▸ **Stored data**:
----

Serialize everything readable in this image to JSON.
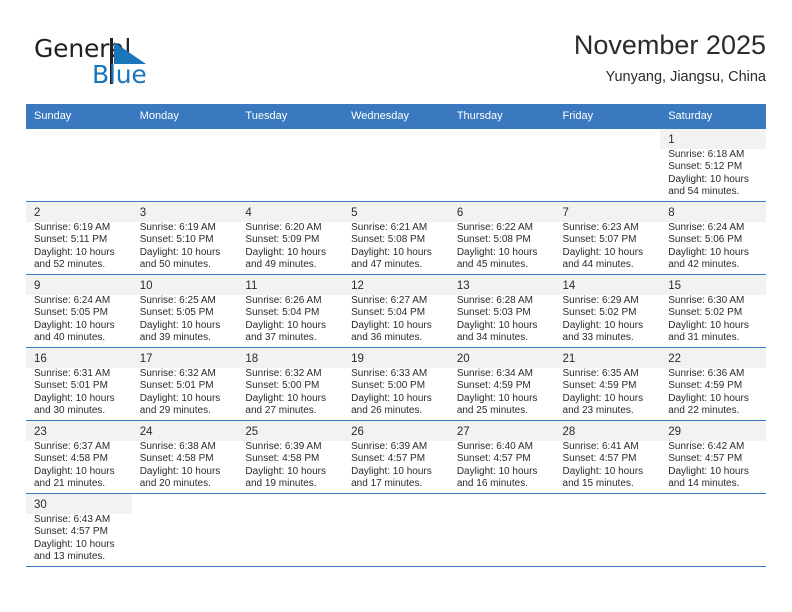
{
  "brand": {
    "name_part1": "General",
    "name_part2": "Blue",
    "flag_icon": "triangle-flag-icon",
    "colors": {
      "dark": "#231f20",
      "blue": "#1b75bb"
    }
  },
  "header": {
    "title": "November 2025",
    "subtitle": "Yunyang, Jiangsu, China"
  },
  "theme": {
    "header_bg": "#3a79bf",
    "header_text": "#ffffff",
    "shaded_cell": "#f2f2f2",
    "grid_line": "#3a79bf"
  },
  "weekdays": [
    "Sunday",
    "Monday",
    "Tuesday",
    "Wednesday",
    "Thursday",
    "Friday",
    "Saturday"
  ],
  "weeks": [
    [
      {
        "day": "",
        "sunrise": "",
        "sunset": "",
        "daylight1": "",
        "daylight2": "",
        "empty": true
      },
      {
        "day": "",
        "sunrise": "",
        "sunset": "",
        "daylight1": "",
        "daylight2": "",
        "empty": true
      },
      {
        "day": "",
        "sunrise": "",
        "sunset": "",
        "daylight1": "",
        "daylight2": "",
        "empty": true
      },
      {
        "day": "",
        "sunrise": "",
        "sunset": "",
        "daylight1": "",
        "daylight2": "",
        "empty": true
      },
      {
        "day": "",
        "sunrise": "",
        "sunset": "",
        "daylight1": "",
        "daylight2": "",
        "empty": true
      },
      {
        "day": "",
        "sunrise": "",
        "sunset": "",
        "daylight1": "",
        "daylight2": "",
        "empty": true
      },
      {
        "day": "1",
        "sunrise": "Sunrise: 6:18 AM",
        "sunset": "Sunset: 5:12 PM",
        "daylight1": "Daylight: 10 hours",
        "daylight2": "and 54 minutes.",
        "empty": false
      }
    ],
    [
      {
        "day": "2",
        "sunrise": "Sunrise: 6:19 AM",
        "sunset": "Sunset: 5:11 PM",
        "daylight1": "Daylight: 10 hours",
        "daylight2": "and 52 minutes.",
        "empty": false
      },
      {
        "day": "3",
        "sunrise": "Sunrise: 6:19 AM",
        "sunset": "Sunset: 5:10 PM",
        "daylight1": "Daylight: 10 hours",
        "daylight2": "and 50 minutes.",
        "empty": false
      },
      {
        "day": "4",
        "sunrise": "Sunrise: 6:20 AM",
        "sunset": "Sunset: 5:09 PM",
        "daylight1": "Daylight: 10 hours",
        "daylight2": "and 49 minutes.",
        "empty": false
      },
      {
        "day": "5",
        "sunrise": "Sunrise: 6:21 AM",
        "sunset": "Sunset: 5:08 PM",
        "daylight1": "Daylight: 10 hours",
        "daylight2": "and 47 minutes.",
        "empty": false
      },
      {
        "day": "6",
        "sunrise": "Sunrise: 6:22 AM",
        "sunset": "Sunset: 5:08 PM",
        "daylight1": "Daylight: 10 hours",
        "daylight2": "and 45 minutes.",
        "empty": false
      },
      {
        "day": "7",
        "sunrise": "Sunrise: 6:23 AM",
        "sunset": "Sunset: 5:07 PM",
        "daylight1": "Daylight: 10 hours",
        "daylight2": "and 44 minutes.",
        "empty": false
      },
      {
        "day": "8",
        "sunrise": "Sunrise: 6:24 AM",
        "sunset": "Sunset: 5:06 PM",
        "daylight1": "Daylight: 10 hours",
        "daylight2": "and 42 minutes.",
        "empty": false
      }
    ],
    [
      {
        "day": "9",
        "sunrise": "Sunrise: 6:24 AM",
        "sunset": "Sunset: 5:05 PM",
        "daylight1": "Daylight: 10 hours",
        "daylight2": "and 40 minutes.",
        "empty": false
      },
      {
        "day": "10",
        "sunrise": "Sunrise: 6:25 AM",
        "sunset": "Sunset: 5:05 PM",
        "daylight1": "Daylight: 10 hours",
        "daylight2": "and 39 minutes.",
        "empty": false
      },
      {
        "day": "11",
        "sunrise": "Sunrise: 6:26 AM",
        "sunset": "Sunset: 5:04 PM",
        "daylight1": "Daylight: 10 hours",
        "daylight2": "and 37 minutes.",
        "empty": false
      },
      {
        "day": "12",
        "sunrise": "Sunrise: 6:27 AM",
        "sunset": "Sunset: 5:04 PM",
        "daylight1": "Daylight: 10 hours",
        "daylight2": "and 36 minutes.",
        "empty": false
      },
      {
        "day": "13",
        "sunrise": "Sunrise: 6:28 AM",
        "sunset": "Sunset: 5:03 PM",
        "daylight1": "Daylight: 10 hours",
        "daylight2": "and 34 minutes.",
        "empty": false
      },
      {
        "day": "14",
        "sunrise": "Sunrise: 6:29 AM",
        "sunset": "Sunset: 5:02 PM",
        "daylight1": "Daylight: 10 hours",
        "daylight2": "and 33 minutes.",
        "empty": false
      },
      {
        "day": "15",
        "sunrise": "Sunrise: 6:30 AM",
        "sunset": "Sunset: 5:02 PM",
        "daylight1": "Daylight: 10 hours",
        "daylight2": "and 31 minutes.",
        "empty": false
      }
    ],
    [
      {
        "day": "16",
        "sunrise": "Sunrise: 6:31 AM",
        "sunset": "Sunset: 5:01 PM",
        "daylight1": "Daylight: 10 hours",
        "daylight2": "and 30 minutes.",
        "empty": false
      },
      {
        "day": "17",
        "sunrise": "Sunrise: 6:32 AM",
        "sunset": "Sunset: 5:01 PM",
        "daylight1": "Daylight: 10 hours",
        "daylight2": "and 29 minutes.",
        "empty": false
      },
      {
        "day": "18",
        "sunrise": "Sunrise: 6:32 AM",
        "sunset": "Sunset: 5:00 PM",
        "daylight1": "Daylight: 10 hours",
        "daylight2": "and 27 minutes.",
        "empty": false
      },
      {
        "day": "19",
        "sunrise": "Sunrise: 6:33 AM",
        "sunset": "Sunset: 5:00 PM",
        "daylight1": "Daylight: 10 hours",
        "daylight2": "and 26 minutes.",
        "empty": false
      },
      {
        "day": "20",
        "sunrise": "Sunrise: 6:34 AM",
        "sunset": "Sunset: 4:59 PM",
        "daylight1": "Daylight: 10 hours",
        "daylight2": "and 25 minutes.",
        "empty": false
      },
      {
        "day": "21",
        "sunrise": "Sunrise: 6:35 AM",
        "sunset": "Sunset: 4:59 PM",
        "daylight1": "Daylight: 10 hours",
        "daylight2": "and 23 minutes.",
        "empty": false
      },
      {
        "day": "22",
        "sunrise": "Sunrise: 6:36 AM",
        "sunset": "Sunset: 4:59 PM",
        "daylight1": "Daylight: 10 hours",
        "daylight2": "and 22 minutes.",
        "empty": false
      }
    ],
    [
      {
        "day": "23",
        "sunrise": "Sunrise: 6:37 AM",
        "sunset": "Sunset: 4:58 PM",
        "daylight1": "Daylight: 10 hours",
        "daylight2": "and 21 minutes.",
        "empty": false
      },
      {
        "day": "24",
        "sunrise": "Sunrise: 6:38 AM",
        "sunset": "Sunset: 4:58 PM",
        "daylight1": "Daylight: 10 hours",
        "daylight2": "and 20 minutes.",
        "empty": false
      },
      {
        "day": "25",
        "sunrise": "Sunrise: 6:39 AM",
        "sunset": "Sunset: 4:58 PM",
        "daylight1": "Daylight: 10 hours",
        "daylight2": "and 19 minutes.",
        "empty": false
      },
      {
        "day": "26",
        "sunrise": "Sunrise: 6:39 AM",
        "sunset": "Sunset: 4:57 PM",
        "daylight1": "Daylight: 10 hours",
        "daylight2": "and 17 minutes.",
        "empty": false
      },
      {
        "day": "27",
        "sunrise": "Sunrise: 6:40 AM",
        "sunset": "Sunset: 4:57 PM",
        "daylight1": "Daylight: 10 hours",
        "daylight2": "and 16 minutes.",
        "empty": false
      },
      {
        "day": "28",
        "sunrise": "Sunrise: 6:41 AM",
        "sunset": "Sunset: 4:57 PM",
        "daylight1": "Daylight: 10 hours",
        "daylight2": "and 15 minutes.",
        "empty": false
      },
      {
        "day": "29",
        "sunrise": "Sunrise: 6:42 AM",
        "sunset": "Sunset: 4:57 PM",
        "daylight1": "Daylight: 10 hours",
        "daylight2": "and 14 minutes.",
        "empty": false
      }
    ],
    [
      {
        "day": "30",
        "sunrise": "Sunrise: 6:43 AM",
        "sunset": "Sunset: 4:57 PM",
        "daylight1": "Daylight: 10 hours",
        "daylight2": "and 13 minutes.",
        "empty": false
      },
      {
        "day": "",
        "sunrise": "",
        "sunset": "",
        "daylight1": "",
        "daylight2": "",
        "empty": true
      },
      {
        "day": "",
        "sunrise": "",
        "sunset": "",
        "daylight1": "",
        "daylight2": "",
        "empty": true
      },
      {
        "day": "",
        "sunrise": "",
        "sunset": "",
        "daylight1": "",
        "daylight2": "",
        "empty": true
      },
      {
        "day": "",
        "sunrise": "",
        "sunset": "",
        "daylight1": "",
        "daylight2": "",
        "empty": true
      },
      {
        "day": "",
        "sunrise": "",
        "sunset": "",
        "daylight1": "",
        "daylight2": "",
        "empty": true
      },
      {
        "day": "",
        "sunrise": "",
        "sunset": "",
        "daylight1": "",
        "daylight2": "",
        "empty": true
      }
    ]
  ]
}
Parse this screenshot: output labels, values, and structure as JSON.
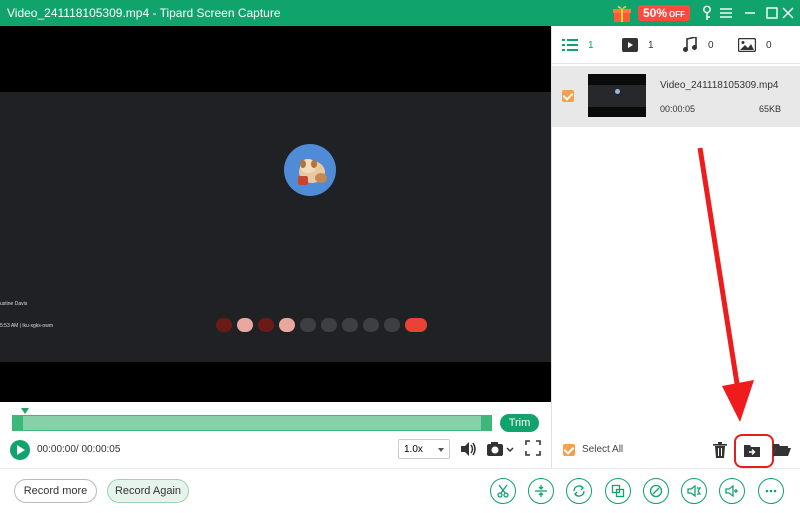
{
  "window": {
    "title": "Video_241118105309.mp4  -  Tipard Screen Capture",
    "promo_percent": "50%",
    "promo_off": "OFF"
  },
  "meeting": {
    "participant_name": "ustine Davis",
    "time_and_code": "5:53 AM  |  iku-xgks-owm"
  },
  "timeline": {
    "trim_label": "Trim",
    "timecode": "00:00:00/ 00:00:05",
    "speed": "1.0x"
  },
  "bottom": {
    "record_more": "Record more",
    "record_again": "Record Again",
    "tools": [
      "scissors-icon",
      "merge-icon",
      "rotate-icon",
      "crop-icon",
      "edit-metadata-icon",
      "audio-compress-icon",
      "volume-boost-icon",
      "more-icon"
    ]
  },
  "panel": {
    "tabs": [
      {
        "icon": "list-icon",
        "count": "1"
      },
      {
        "icon": "video-icon",
        "count": "1"
      },
      {
        "icon": "music-icon",
        "count": "0"
      },
      {
        "icon": "image-icon",
        "count": "0"
      }
    ],
    "file": {
      "name": "Video_241118105309.mp4",
      "duration": "00:00:05",
      "size": "65KB"
    },
    "select_all": "Select All"
  },
  "colors": {
    "brand": "#10a36b",
    "checkbox": "#f5a04a",
    "highlight": "#e02020",
    "promo": "#ff4a3d"
  }
}
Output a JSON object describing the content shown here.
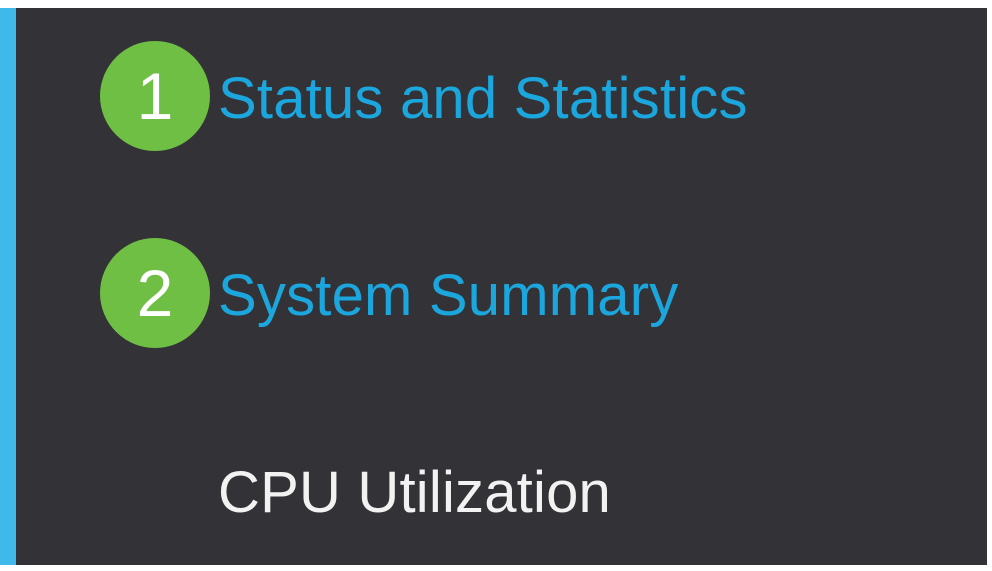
{
  "colors": {
    "panel_background": "#333236",
    "accent_bar": "#3fb8ea",
    "link_text": "#1ba7dd",
    "plain_text": "#f2f2f2",
    "step_badge": "#6fbf45"
  },
  "nav": {
    "items": [
      {
        "step": "1",
        "label": "Status and Statistics"
      },
      {
        "step": "2",
        "label": "System Summary"
      },
      {
        "label": "CPU Utilization"
      }
    ]
  }
}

----

▸ **Challenge**: Repeat verbatim the lines from the one holding "Output a JSON" through the end of the listing above, both ends included, but not the pictures.

▸ **The output**:
Output a JSON object describing the content shown here.
{
  "colors": {
    "panel_background": "#333236",
    "accent_bar": "#3fb8ea",
    "link_text": "#1ba7dd",
    "plain_text": "#f2f2f2",
    "step_badge": "#6fbf45"
  },
  "nav": {
    "items": [
      {
        "step": "1",
        "label": "Status and Statistics"
      },
      {
        "step": "2",
        "label": "System Summary"
      },
      {
        "label": "CPU Utilization"
      }
    ]
  }
}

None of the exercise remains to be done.